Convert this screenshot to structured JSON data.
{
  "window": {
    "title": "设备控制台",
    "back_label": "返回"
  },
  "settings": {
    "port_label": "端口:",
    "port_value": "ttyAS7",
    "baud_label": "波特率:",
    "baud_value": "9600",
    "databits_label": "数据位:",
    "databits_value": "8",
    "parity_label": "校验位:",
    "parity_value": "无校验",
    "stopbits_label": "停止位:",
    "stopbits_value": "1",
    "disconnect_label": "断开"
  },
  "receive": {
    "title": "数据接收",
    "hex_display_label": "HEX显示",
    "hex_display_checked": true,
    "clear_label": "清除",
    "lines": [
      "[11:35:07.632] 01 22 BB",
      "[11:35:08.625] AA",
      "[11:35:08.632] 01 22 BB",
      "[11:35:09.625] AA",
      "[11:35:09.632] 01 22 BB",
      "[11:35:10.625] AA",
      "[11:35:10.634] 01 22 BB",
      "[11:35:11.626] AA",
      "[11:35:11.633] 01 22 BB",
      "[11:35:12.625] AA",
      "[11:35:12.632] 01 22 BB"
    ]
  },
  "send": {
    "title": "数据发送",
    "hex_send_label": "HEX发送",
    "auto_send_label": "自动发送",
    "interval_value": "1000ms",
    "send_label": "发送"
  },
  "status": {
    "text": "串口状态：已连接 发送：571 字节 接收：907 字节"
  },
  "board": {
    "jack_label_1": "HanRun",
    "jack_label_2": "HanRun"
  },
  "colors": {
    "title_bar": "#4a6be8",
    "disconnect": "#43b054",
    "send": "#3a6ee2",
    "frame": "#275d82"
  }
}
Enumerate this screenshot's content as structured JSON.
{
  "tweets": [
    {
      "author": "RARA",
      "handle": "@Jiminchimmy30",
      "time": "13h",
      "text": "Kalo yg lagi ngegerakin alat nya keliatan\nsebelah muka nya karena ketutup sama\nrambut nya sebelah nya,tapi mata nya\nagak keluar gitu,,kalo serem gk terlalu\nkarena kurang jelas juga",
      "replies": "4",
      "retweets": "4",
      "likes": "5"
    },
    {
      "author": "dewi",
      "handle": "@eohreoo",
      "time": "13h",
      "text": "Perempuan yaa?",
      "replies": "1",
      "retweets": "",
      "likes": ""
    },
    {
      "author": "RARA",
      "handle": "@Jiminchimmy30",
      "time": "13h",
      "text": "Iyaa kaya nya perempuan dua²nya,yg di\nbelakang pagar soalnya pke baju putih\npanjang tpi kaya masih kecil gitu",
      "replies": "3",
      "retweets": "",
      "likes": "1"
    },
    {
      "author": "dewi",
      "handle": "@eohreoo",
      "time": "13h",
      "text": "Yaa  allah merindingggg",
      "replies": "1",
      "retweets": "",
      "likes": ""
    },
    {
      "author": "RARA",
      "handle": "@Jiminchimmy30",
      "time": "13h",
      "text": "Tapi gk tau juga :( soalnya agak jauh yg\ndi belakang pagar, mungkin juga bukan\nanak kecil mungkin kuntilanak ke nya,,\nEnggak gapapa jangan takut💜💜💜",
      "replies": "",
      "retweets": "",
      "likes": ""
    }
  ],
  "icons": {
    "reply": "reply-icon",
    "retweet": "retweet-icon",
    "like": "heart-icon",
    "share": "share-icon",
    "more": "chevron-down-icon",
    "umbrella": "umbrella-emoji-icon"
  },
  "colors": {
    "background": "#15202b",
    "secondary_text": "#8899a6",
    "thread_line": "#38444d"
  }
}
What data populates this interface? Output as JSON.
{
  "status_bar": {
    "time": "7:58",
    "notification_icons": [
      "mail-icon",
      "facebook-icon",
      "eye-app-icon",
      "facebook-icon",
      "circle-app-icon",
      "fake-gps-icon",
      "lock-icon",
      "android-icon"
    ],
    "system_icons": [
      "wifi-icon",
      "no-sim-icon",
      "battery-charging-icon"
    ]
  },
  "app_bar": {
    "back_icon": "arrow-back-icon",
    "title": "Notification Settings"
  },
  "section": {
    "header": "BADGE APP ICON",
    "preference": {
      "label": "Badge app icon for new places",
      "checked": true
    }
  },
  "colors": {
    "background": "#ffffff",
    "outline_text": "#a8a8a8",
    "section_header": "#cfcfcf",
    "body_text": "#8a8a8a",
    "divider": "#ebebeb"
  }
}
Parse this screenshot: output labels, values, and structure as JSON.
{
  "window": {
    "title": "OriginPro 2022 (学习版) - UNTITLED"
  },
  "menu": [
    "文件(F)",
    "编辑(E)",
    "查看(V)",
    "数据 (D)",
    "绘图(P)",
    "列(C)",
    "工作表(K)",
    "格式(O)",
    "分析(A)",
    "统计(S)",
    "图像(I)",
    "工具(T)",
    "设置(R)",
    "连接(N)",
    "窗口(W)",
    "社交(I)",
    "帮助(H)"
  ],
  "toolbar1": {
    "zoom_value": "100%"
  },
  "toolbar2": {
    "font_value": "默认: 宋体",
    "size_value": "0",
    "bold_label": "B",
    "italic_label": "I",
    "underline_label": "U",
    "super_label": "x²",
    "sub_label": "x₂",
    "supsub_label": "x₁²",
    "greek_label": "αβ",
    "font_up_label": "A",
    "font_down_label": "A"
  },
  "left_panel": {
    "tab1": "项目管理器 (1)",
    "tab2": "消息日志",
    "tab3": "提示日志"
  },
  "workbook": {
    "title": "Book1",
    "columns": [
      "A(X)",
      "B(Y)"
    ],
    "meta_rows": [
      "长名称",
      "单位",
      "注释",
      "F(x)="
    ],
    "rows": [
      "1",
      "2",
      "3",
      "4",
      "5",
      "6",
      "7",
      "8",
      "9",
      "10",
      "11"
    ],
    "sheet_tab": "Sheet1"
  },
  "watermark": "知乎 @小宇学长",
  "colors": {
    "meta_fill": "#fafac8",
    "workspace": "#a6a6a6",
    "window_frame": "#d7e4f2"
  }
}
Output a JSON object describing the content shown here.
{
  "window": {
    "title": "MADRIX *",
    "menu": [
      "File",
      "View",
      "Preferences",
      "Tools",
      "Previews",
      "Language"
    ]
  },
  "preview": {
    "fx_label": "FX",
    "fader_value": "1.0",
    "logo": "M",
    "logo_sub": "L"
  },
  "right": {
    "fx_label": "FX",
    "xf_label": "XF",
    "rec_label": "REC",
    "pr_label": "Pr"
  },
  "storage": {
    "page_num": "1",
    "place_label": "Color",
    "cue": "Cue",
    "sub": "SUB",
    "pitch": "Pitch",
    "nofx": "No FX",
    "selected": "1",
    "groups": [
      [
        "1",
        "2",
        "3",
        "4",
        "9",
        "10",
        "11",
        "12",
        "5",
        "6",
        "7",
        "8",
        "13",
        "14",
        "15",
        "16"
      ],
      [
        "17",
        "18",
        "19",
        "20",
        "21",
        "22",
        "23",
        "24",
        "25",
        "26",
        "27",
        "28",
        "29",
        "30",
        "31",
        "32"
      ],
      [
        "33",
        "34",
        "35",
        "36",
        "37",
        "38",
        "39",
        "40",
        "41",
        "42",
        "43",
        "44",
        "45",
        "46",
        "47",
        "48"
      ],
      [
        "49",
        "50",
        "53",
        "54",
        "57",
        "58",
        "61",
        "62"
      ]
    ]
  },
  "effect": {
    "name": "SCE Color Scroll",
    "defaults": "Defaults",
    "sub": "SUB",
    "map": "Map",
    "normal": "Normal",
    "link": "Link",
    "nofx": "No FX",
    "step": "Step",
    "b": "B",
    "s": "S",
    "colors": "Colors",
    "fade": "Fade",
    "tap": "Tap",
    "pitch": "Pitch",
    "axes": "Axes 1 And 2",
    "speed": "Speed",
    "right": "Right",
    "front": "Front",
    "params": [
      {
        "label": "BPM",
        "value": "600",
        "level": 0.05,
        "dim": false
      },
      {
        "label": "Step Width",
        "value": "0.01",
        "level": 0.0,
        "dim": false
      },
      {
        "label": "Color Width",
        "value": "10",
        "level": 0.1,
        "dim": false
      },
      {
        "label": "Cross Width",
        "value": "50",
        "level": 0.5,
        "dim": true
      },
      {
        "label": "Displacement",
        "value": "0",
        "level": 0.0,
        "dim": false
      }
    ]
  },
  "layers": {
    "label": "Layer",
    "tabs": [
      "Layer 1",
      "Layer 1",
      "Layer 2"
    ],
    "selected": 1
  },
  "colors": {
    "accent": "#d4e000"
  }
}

- - -

▶ What the task requires
In the records above, how many lines contain the string "background"? State that number only.

▶ The solution
2